▶ [Directions]: State the number of lines below in which the word "Hauptstadt" appears. Nothing else belongs in the answer.

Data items
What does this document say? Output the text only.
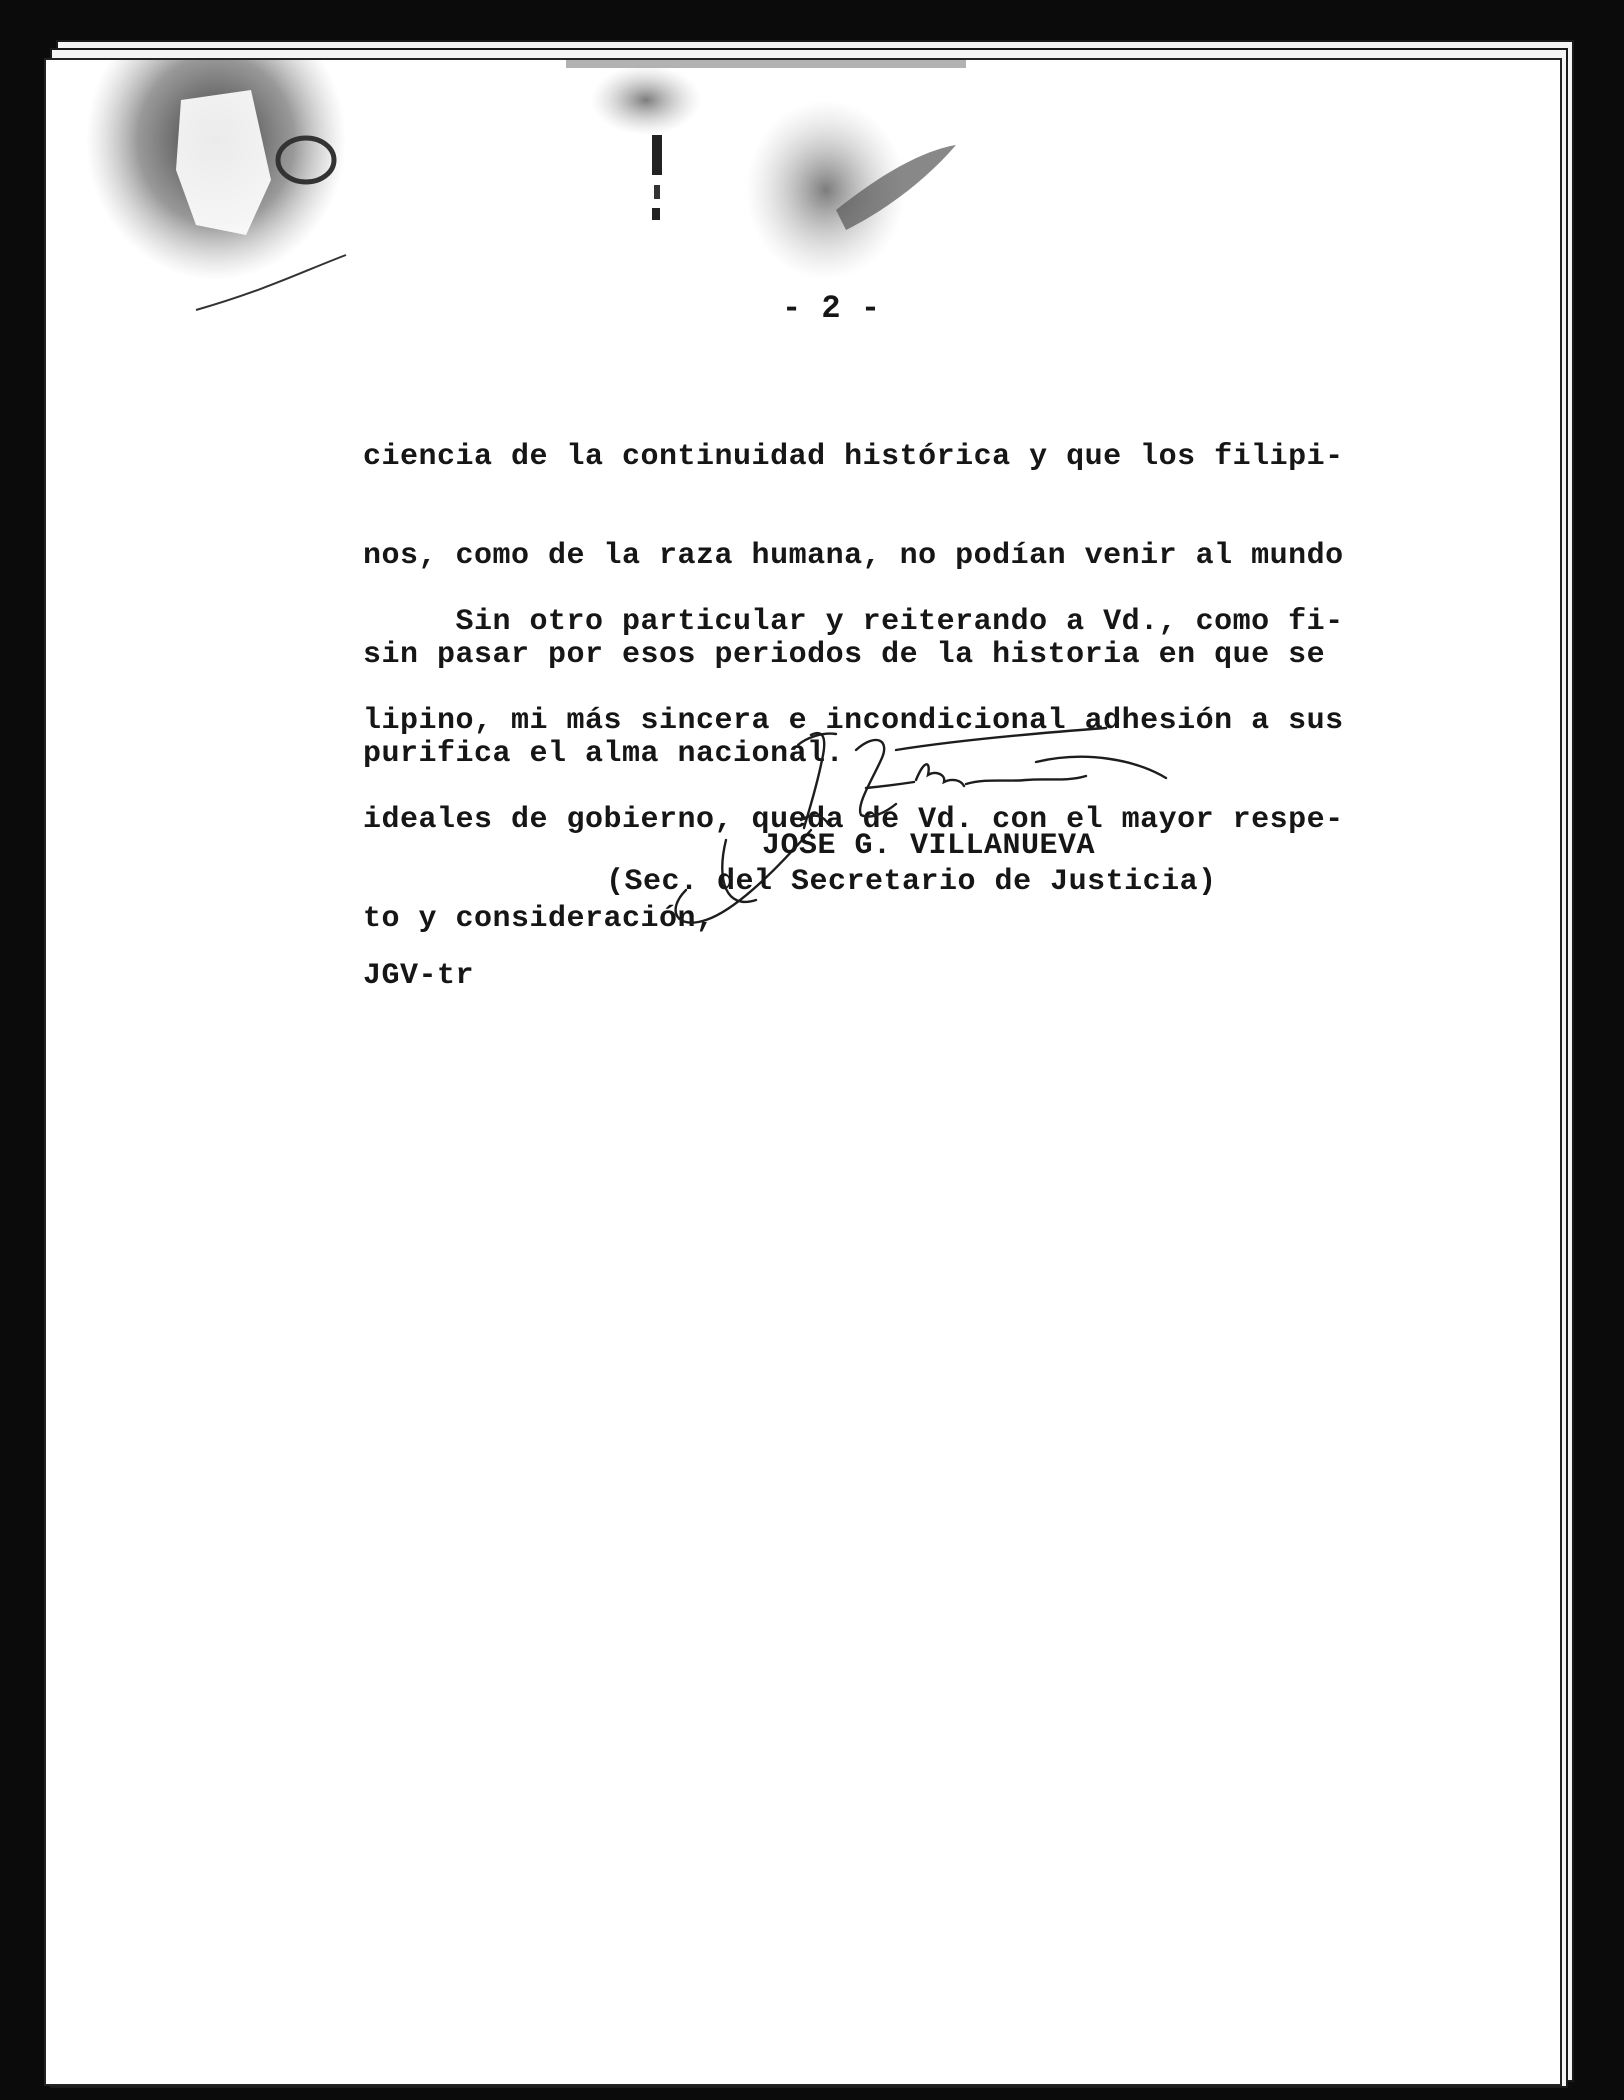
- 2 -

ciencia de la continuidad histórica y que los filipi-

nos, como de la raza humana, no podían venir al mundo

sin pasar por esos periodos de la historia en que se

purifica el alma nacional.

Sin otro particular y reiterando a Vd., como fi-

lipino, mi más sincera e incondicional adhesión a sus

ideales de gobierno, queda de Vd. con el mayor respe-

to y consideración,

JOSE G. VILLANUEVA
(Sec. del Secretario de Justicia)
JGV-tr
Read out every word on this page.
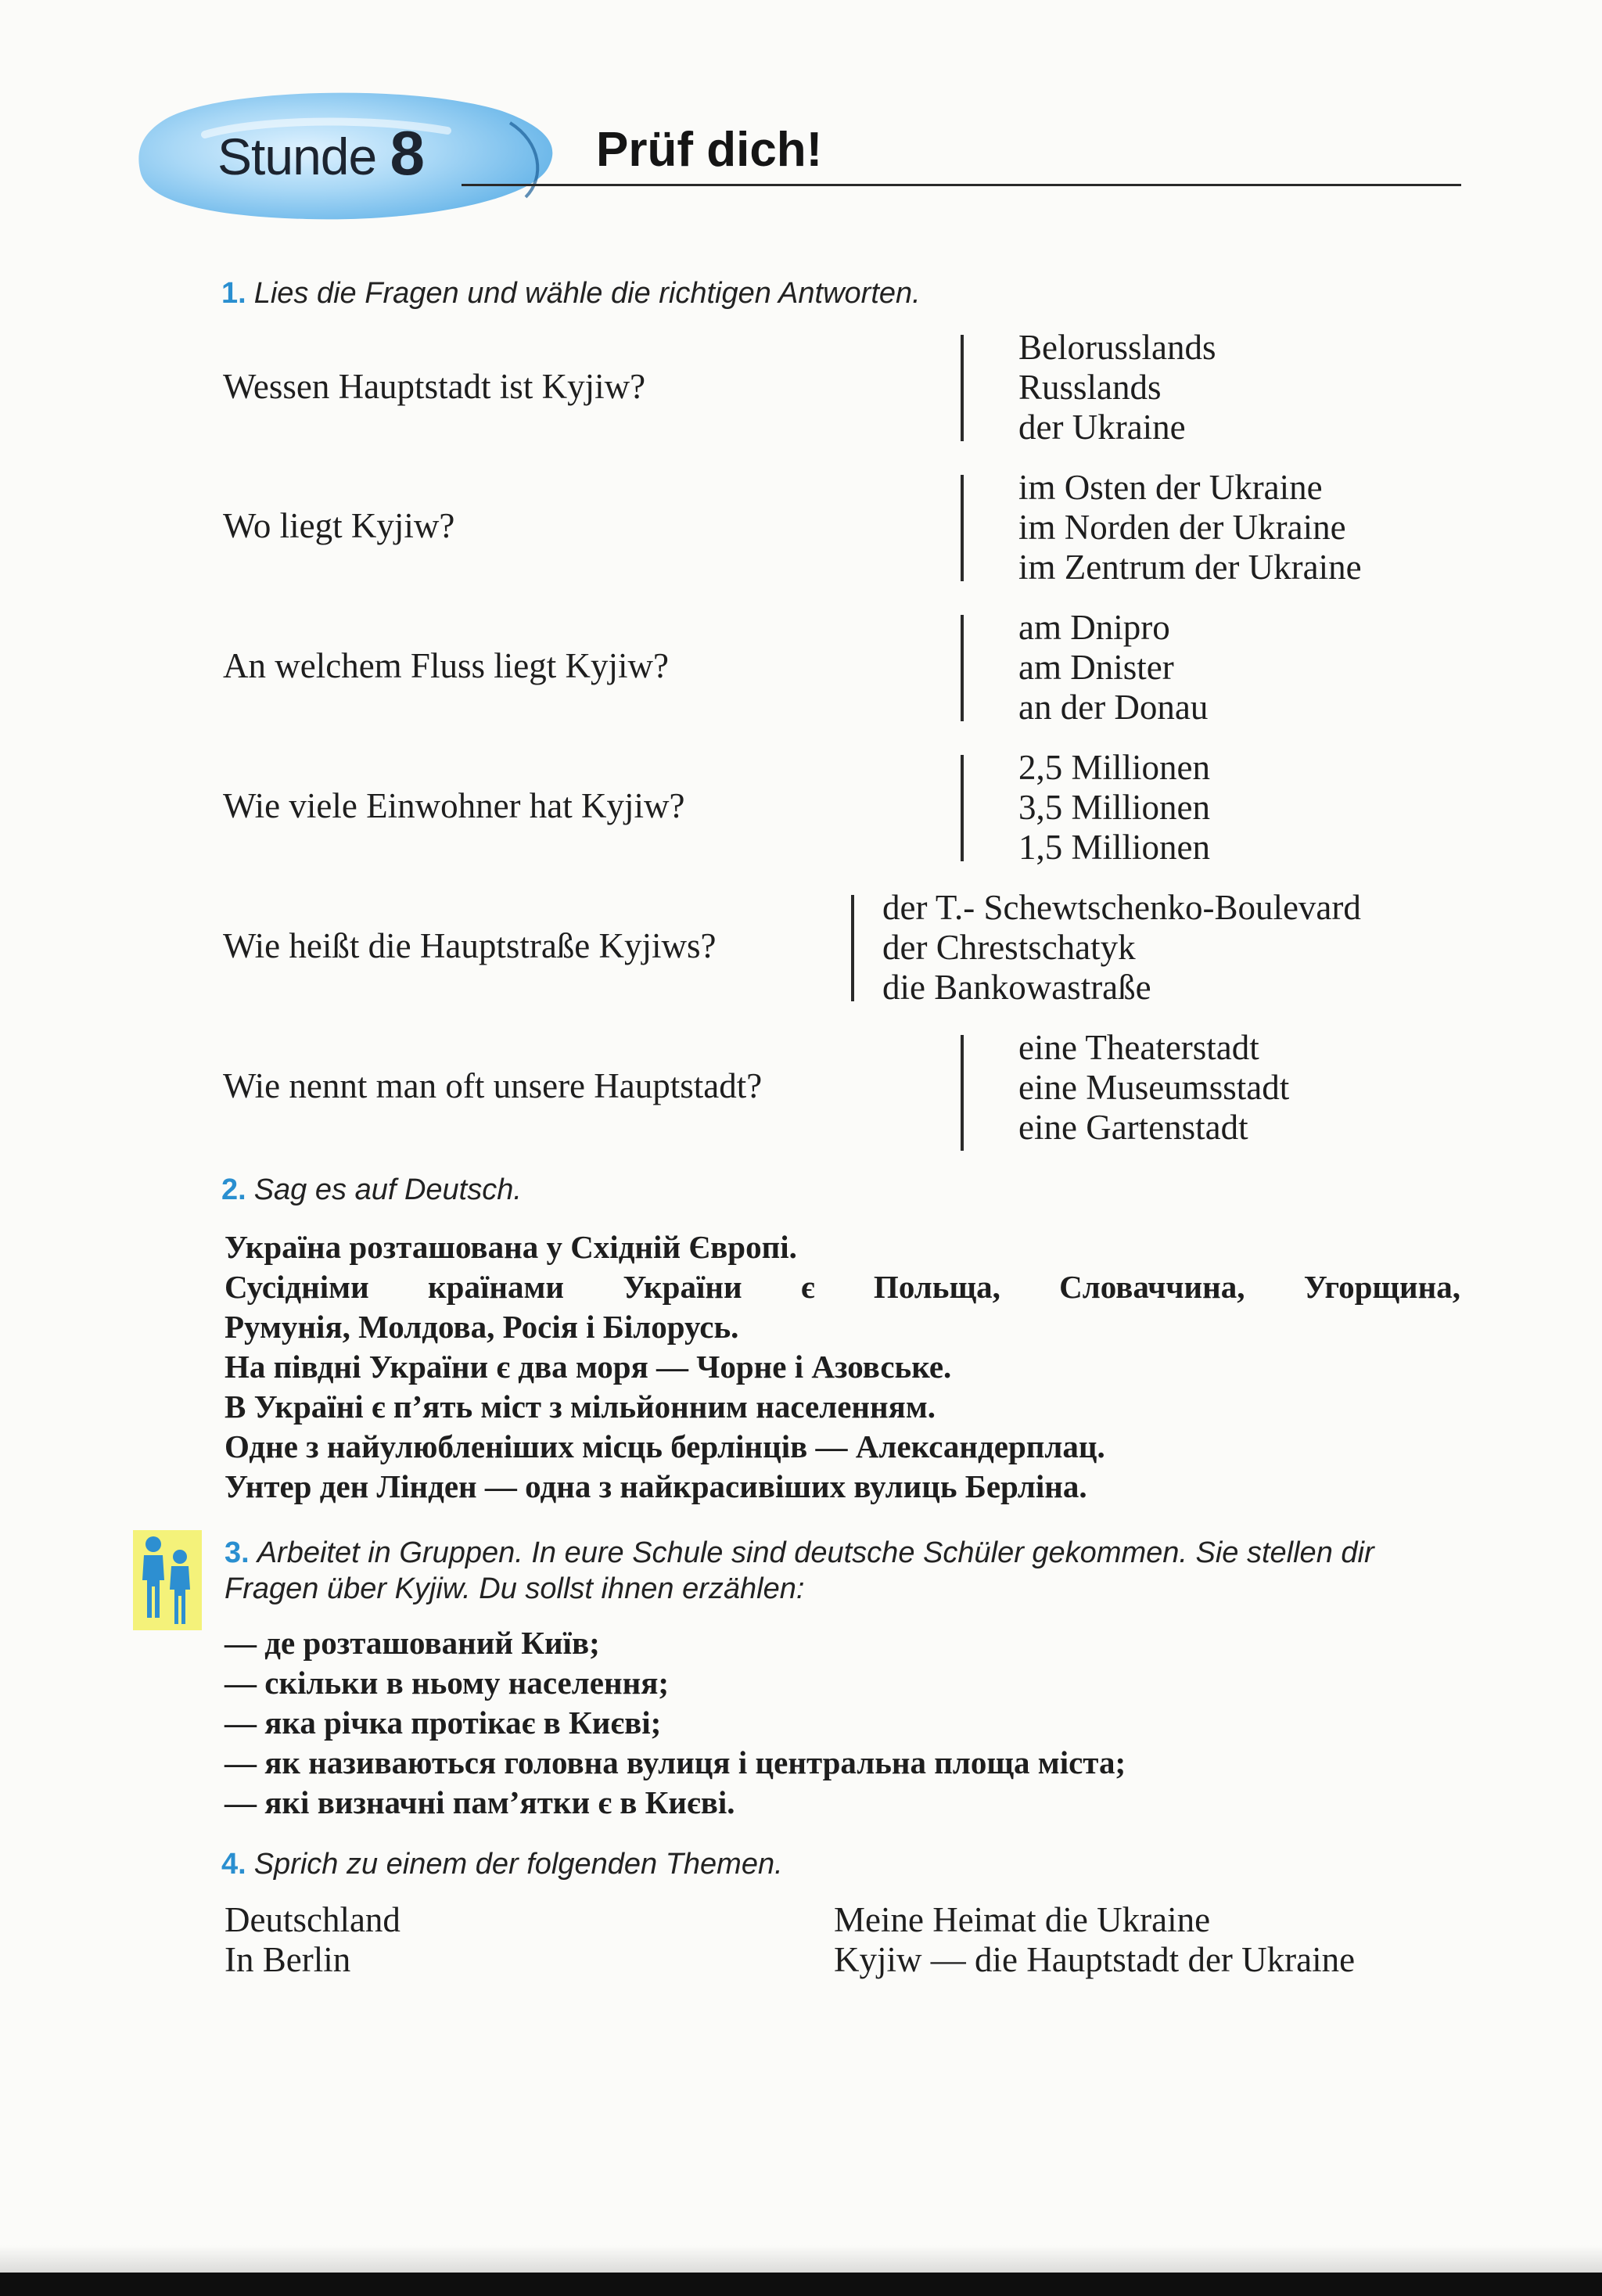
Stunde 8	Prüf dich!
1. Lies die Fragen und wähle die richtigen Antworten.
Wessen Hauptstadt ist Kyjiw?
Belorusslands
Russlands
der Ukraine
Wo liegt Kyjiw?
im Osten der Ukraine
im Norden der Ukraine
im Zentrum der Ukraine
An welchem Fluss liegt Kyjiw?
am Dnipro
am Dnister
an der Donau
Wie viele Einwohner hat Kyjiw?
2,5 Millionen
3,5 Millionen
1,5 Millionen
Wie heißt die Hauptstraße Kyjiws?
der T.- Schewtschenko-Boulevard
der Chrestschatyk
die Bankowastraße
Wie nennt man oft unsere Hauptstadt?
eine Theaterstadt
eine Museumsstadt
eine Gartenstadt
2. Sag es auf Deutsch.
Україна розташована у Східній Європі.
Сусідніми країнами України є Польща, Словаччина, Угорщина,
Румунія, Молдова, Росія і Білорусь.
На півдні України є два моря — Чорне і Азовське.
В Україні є п’ять міст з мільйонним населенням.
Одне з найулюбленіших місць берлінців — Александерплац.
Унтер ден Лінден — одна з найкрасивіших вулиць Берліна.
3. Arbeitet in Gruppen. In eure Schule sind deutsche Schüler gekommen. Sie stellen dir Fragen über Kyjiw. Du sollst ihnen erzählen:
— де розташований Київ;
— скільки в ньому населення;
— яка річка протікає в Києві;
— як називаються головна вулиця і центральна площа міста;
— які визначні пам’ятки є в Києві.
4. Sprich zu einem der folgenden Themen.
Deutschland
In Berlin
Meine Heimat die Ukraine
Kyjiw — die Hauptstadt der Ukraine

▶ [Response to this exercise]: 3